* What is expected:
All entries must be extracted exactly, with nothing added or dropped.

* Data for the task:
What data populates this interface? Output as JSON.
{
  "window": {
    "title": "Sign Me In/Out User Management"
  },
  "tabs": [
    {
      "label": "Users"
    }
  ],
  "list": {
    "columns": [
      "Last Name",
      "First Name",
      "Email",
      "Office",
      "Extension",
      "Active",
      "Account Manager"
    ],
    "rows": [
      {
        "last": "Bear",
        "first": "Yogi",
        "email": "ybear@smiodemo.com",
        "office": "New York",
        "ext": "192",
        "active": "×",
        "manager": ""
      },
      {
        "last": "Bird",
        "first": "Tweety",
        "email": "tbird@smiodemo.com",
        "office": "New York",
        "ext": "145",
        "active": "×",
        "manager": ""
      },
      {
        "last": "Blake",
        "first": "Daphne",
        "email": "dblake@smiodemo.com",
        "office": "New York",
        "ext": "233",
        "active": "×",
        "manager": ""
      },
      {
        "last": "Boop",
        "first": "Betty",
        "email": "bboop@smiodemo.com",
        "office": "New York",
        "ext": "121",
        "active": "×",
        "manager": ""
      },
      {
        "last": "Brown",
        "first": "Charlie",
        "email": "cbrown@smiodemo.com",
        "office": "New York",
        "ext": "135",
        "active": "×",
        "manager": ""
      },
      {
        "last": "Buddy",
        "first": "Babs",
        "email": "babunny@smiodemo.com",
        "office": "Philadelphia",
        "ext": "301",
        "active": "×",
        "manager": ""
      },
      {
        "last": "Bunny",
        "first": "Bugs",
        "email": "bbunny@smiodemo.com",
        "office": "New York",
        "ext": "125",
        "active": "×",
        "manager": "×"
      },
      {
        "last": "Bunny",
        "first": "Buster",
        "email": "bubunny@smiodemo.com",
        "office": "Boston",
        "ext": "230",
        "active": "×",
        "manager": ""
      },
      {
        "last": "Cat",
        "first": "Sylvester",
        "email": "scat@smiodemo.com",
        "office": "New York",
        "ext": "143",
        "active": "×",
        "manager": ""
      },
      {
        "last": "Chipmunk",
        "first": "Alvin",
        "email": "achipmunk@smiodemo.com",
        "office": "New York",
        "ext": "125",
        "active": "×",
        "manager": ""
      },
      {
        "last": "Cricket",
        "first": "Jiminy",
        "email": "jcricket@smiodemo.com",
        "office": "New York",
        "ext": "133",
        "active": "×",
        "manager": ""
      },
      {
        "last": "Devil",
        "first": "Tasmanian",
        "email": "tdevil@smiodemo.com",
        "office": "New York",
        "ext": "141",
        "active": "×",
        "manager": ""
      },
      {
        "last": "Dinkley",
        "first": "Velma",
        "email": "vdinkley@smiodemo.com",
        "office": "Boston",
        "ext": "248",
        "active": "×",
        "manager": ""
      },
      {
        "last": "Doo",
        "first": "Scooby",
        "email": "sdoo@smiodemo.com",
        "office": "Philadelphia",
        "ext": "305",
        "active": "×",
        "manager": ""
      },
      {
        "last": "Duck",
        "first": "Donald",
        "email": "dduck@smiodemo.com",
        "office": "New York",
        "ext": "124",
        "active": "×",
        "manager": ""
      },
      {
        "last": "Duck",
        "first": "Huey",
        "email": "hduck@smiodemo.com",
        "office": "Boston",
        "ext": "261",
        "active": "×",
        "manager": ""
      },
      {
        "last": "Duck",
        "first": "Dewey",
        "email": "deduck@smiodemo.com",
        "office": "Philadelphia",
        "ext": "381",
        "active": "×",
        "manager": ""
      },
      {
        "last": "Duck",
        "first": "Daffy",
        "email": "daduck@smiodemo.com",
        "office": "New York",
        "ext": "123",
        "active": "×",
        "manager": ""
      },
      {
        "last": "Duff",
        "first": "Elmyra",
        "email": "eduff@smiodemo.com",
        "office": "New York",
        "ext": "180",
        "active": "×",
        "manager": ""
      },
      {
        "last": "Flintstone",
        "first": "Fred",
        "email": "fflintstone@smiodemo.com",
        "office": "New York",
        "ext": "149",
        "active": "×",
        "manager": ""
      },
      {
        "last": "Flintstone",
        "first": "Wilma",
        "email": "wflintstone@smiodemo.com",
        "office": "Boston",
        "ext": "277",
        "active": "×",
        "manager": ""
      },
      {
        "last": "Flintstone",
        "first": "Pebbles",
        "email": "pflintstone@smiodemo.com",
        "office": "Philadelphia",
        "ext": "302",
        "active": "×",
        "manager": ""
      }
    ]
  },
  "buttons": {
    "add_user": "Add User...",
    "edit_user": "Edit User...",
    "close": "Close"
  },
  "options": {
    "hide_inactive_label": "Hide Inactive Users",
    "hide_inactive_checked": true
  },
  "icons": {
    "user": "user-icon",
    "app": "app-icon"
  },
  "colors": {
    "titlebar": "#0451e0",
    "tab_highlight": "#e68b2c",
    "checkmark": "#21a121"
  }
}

* Written response:
What data populates this interface? Output as JSON.
{
  "window": {
    "title": "Sign Me In/Out User Management"
  },
  "tabs": [
    {
      "label": "Users"
    }
  ],
  "list": {
    "columns": [
      "Last Name",
      "First Name",
      "Email",
      "Office",
      "Extension",
      "Active",
      "Account Manager"
    ],
    "rows": [
      {
        "last": "Bear",
        "first": "Yogi",
        "email": "ybear@smiodemo.com",
        "office": "New York",
        "ext": "192",
        "active": "×",
        "manager": ""
      },
      {
        "last": "Bird",
        "first": "Tweety",
        "email": "tbird@smiodemo.com",
        "office": "New York",
        "ext": "145",
        "active": "×",
        "manager": ""
      },
      {
        "last": "Blake",
        "first": "Daphne",
        "email": "dblake@smiodemo.com",
        "office": "New York",
        "ext": "233",
        "active": "×",
        "manager": ""
      },
      {
        "last": "Boop",
        "first": "Betty",
        "email": "bboop@smiodemo.com",
        "office": "New York",
        "ext": "121",
        "active": "×",
        "manager": ""
      },
      {
        "last": "Brown",
        "first": "Charlie",
        "email": "cbrown@smiodemo.com",
        "office": "New York",
        "ext": "135",
        "active": "×",
        "manager": ""
      },
      {
        "last": "Buddy",
        "first": "Babs",
        "email": "babunny@smiodemo.com",
        "office": "Philadelphia",
        "ext": "301",
        "active": "×",
        "manager": ""
      },
      {
        "last": "Bunny",
        "first": "Bugs",
        "email": "bbunny@smiodemo.com",
        "office": "New York",
        "ext": "125",
        "active": "×",
        "manager": "×"
      },
      {
        "last": "Bunny",
        "first": "Buster",
        "email": "bubunny@smiodemo.com",
        "office": "Boston",
        "ext": "230",
        "active": "×",
        "manager": ""
      },
      {
        "last": "Cat",
        "first": "Sylvester",
        "email": "scat@smiodemo.com",
        "office": "New York",
        "ext": "143",
        "active": "×",
        "manager": ""
      },
      {
        "last": "Chipmunk",
        "first": "Alvin",
        "email": "achipmunk@smiodemo.com",
        "office": "New York",
        "ext": "125",
        "active": "×",
        "manager": ""
      },
      {
        "last": "Cricket",
        "first": "Jiminy",
        "email": "jcricket@smiodemo.com",
        "office": "New York",
        "ext": "133",
        "active": "×",
        "manager": ""
      },
      {
        "last": "Devil",
        "first": "Tasmanian",
        "email": "tdevil@smiodemo.com",
        "office": "New York",
        "ext": "141",
        "active": "×",
        "manager": ""
      },
      {
        "last": "Dinkley",
        "first": "Velma",
        "email": "vdinkley@smiodemo.com",
        "office": "Boston",
        "ext": "248",
        "active": "×",
        "manager": ""
      },
      {
        "last": "Doo",
        "first": "Scooby",
        "email": "sdoo@smiodemo.com",
        "office": "Philadelphia",
        "ext": "305",
        "active": "×",
        "manager": ""
      },
      {
        "last": "Duck",
        "first": "Donald",
        "email": "dduck@smiodemo.com",
        "office": "New York",
        "ext": "124",
        "active": "×",
        "manager": ""
      },
      {
        "last": "Duck",
        "first": "Huey",
        "email": "hduck@smiodemo.com",
        "office": "Boston",
        "ext": "261",
        "active": "×",
        "manager": ""
      },
      {
        "last": "Duck",
        "first": "Dewey",
        "email": "deduck@smiodemo.com",
        "office": "Philadelphia",
        "ext": "381",
        "active": "×",
        "manager": ""
      },
      {
        "last": "Duck",
        "first": "Daffy",
        "email": "daduck@smiodemo.com",
        "office": "New York",
        "ext": "123",
        "active": "×",
        "manager": ""
      },
      {
        "last": "Duff",
        "first": "Elmyra",
        "email": "eduff@smiodemo.com",
        "office": "New York",
        "ext": "180",
        "active": "×",
        "manager": ""
      },
      {
        "last": "Flintstone",
        "first": "Fred",
        "email": "fflintstone@smiodemo.com",
        "office": "New York",
        "ext": "149",
        "active": "×",
        "manager": ""
      },
      {
        "last": "Flintstone",
        "first": "Wilma",
        "email": "wflintstone@smiodemo.com",
        "office": "Boston",
        "ext": "277",
        "active": "×",
        "manager": ""
      },
      {
        "last": "Flintstone",
        "first": "Pebbles",
        "email": "pflintstone@smiodemo.com",
        "office": "Philadelphia",
        "ext": "302",
        "active": "×",
        "manager": ""
      }
    ]
  },
  "buttons": {
    "add_user": "Add User...",
    "edit_user": "Edit User...",
    "close": "Close"
  },
  "options": {
    "hide_inactive_label": "Hide Inactive Users",
    "hide_inactive_checked": true
  },
  "icons": {
    "user": "user-icon",
    "app": "app-icon"
  },
  "colors": {
    "titlebar": "#0451e0",
    "tab_highlight": "#e68b2c",
    "checkmark": "#21a121"
  }
}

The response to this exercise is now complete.